— GIVEN REQUEST —
Please transcribe, character for character, every item from the line containing "status-bar: 81% 12:24" down to the line containing "30, 450, 100]", including both of those lines.

— RECORDS PROVIDED —
○ ○ ○ ○
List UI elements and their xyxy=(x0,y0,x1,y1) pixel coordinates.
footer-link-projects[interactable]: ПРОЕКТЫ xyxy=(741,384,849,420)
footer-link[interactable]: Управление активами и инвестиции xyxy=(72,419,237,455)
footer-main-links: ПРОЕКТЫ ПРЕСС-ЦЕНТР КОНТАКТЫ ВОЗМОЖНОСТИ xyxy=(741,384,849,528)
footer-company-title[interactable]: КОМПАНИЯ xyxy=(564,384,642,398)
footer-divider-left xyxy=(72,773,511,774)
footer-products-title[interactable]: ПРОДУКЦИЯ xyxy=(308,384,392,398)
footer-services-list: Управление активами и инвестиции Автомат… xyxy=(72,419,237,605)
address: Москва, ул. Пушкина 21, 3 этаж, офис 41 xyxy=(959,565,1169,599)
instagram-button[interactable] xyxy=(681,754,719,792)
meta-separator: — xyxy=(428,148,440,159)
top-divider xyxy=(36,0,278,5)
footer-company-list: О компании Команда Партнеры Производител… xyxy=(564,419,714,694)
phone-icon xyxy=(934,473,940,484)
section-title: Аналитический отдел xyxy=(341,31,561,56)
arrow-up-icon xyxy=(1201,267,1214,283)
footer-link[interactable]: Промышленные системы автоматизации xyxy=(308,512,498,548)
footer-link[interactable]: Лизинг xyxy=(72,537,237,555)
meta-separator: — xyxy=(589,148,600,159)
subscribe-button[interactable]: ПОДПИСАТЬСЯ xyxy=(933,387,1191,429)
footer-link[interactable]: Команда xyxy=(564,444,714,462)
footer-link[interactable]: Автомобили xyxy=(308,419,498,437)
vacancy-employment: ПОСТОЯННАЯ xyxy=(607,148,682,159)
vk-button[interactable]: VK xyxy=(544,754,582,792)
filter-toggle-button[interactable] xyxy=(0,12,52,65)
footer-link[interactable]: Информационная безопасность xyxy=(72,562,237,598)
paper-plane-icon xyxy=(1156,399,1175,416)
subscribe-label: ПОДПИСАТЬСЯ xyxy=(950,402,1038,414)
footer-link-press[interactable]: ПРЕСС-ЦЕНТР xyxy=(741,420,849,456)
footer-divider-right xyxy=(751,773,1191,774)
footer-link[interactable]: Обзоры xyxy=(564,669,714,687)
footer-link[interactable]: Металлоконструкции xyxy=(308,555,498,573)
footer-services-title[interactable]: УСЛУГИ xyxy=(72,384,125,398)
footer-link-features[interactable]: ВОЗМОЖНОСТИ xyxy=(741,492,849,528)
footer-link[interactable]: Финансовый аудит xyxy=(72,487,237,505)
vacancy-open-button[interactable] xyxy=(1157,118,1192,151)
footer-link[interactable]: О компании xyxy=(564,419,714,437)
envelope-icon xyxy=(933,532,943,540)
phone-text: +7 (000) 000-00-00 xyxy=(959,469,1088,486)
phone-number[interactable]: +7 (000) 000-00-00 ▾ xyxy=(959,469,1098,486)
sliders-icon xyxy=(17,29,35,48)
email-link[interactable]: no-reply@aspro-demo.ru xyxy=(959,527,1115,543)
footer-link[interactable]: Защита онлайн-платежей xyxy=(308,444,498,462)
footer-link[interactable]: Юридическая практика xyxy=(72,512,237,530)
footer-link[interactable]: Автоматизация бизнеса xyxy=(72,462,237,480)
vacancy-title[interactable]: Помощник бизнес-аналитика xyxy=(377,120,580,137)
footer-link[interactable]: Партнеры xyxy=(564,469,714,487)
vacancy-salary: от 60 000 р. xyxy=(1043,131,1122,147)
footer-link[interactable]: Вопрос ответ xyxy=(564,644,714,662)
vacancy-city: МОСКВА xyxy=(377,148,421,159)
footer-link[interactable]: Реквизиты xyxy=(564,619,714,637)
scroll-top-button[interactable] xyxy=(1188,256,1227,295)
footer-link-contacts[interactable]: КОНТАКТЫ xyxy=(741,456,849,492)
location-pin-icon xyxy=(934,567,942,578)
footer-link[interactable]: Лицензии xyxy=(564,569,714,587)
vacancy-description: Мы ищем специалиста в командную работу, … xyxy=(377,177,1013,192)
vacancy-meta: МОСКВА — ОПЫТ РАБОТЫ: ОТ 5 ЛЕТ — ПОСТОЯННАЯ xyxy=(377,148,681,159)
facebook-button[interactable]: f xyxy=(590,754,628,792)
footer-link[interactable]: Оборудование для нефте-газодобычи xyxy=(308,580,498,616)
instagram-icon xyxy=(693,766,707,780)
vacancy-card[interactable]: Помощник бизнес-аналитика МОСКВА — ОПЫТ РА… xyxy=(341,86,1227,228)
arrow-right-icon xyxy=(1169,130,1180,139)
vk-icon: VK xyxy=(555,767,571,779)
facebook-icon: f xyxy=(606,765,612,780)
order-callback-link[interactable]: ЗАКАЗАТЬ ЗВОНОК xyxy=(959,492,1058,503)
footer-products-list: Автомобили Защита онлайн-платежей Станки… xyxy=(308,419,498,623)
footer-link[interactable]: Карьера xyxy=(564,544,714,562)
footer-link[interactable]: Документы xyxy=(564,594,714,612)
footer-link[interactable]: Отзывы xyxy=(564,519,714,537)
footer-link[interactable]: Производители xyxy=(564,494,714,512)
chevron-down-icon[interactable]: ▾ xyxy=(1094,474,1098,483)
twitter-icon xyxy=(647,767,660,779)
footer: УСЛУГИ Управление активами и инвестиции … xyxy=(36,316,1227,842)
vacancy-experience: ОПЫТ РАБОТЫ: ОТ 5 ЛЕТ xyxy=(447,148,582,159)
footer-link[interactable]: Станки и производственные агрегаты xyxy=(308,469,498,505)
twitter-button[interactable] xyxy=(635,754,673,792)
○ ○ ○ ○
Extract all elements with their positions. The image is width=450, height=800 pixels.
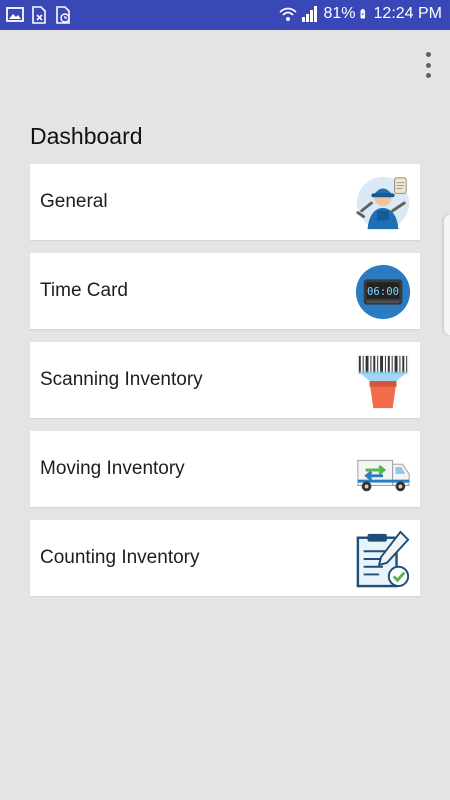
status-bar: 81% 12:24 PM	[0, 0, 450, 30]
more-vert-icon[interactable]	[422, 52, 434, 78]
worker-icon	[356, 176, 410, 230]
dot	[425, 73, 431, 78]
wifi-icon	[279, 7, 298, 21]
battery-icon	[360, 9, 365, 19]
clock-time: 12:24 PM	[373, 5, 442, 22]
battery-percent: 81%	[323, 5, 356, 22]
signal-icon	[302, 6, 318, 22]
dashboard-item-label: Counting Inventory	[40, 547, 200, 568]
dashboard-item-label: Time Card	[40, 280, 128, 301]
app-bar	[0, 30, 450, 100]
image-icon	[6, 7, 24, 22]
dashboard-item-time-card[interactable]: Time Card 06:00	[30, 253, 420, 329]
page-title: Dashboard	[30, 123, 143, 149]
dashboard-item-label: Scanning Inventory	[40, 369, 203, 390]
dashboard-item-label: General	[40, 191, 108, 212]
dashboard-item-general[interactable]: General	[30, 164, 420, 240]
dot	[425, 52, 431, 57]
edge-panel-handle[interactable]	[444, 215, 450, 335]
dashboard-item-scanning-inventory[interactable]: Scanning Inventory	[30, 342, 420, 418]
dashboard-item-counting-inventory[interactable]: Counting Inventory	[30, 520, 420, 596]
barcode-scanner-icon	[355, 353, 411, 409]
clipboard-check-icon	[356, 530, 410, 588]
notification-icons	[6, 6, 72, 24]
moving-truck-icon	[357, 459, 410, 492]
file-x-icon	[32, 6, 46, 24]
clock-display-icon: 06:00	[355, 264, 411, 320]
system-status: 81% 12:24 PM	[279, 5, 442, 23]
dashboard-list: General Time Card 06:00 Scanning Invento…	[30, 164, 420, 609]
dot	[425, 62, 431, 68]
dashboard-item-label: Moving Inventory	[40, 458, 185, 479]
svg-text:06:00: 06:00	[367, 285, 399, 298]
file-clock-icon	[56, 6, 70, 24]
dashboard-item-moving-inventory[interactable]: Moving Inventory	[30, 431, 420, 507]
○ ○ ○ ○
— ANSWER TO THIS TASK —
status-bar: 81% 12:24 PM	[0, 0, 450, 30]
more-vert-icon[interactable]	[422, 52, 434, 78]
worker-icon	[356, 176, 410, 230]
dot	[425, 73, 431, 78]
wifi-icon	[279, 7, 298, 21]
battery-icon	[360, 9, 365, 19]
clock-time: 12:24 PM	[373, 5, 442, 22]
battery-percent: 81%	[323, 5, 356, 22]
signal-icon	[302, 6, 318, 22]
dashboard-item-label: Counting Inventory	[40, 547, 200, 568]
dashboard-item-label: Time Card	[40, 280, 128, 301]
app-bar	[0, 30, 450, 100]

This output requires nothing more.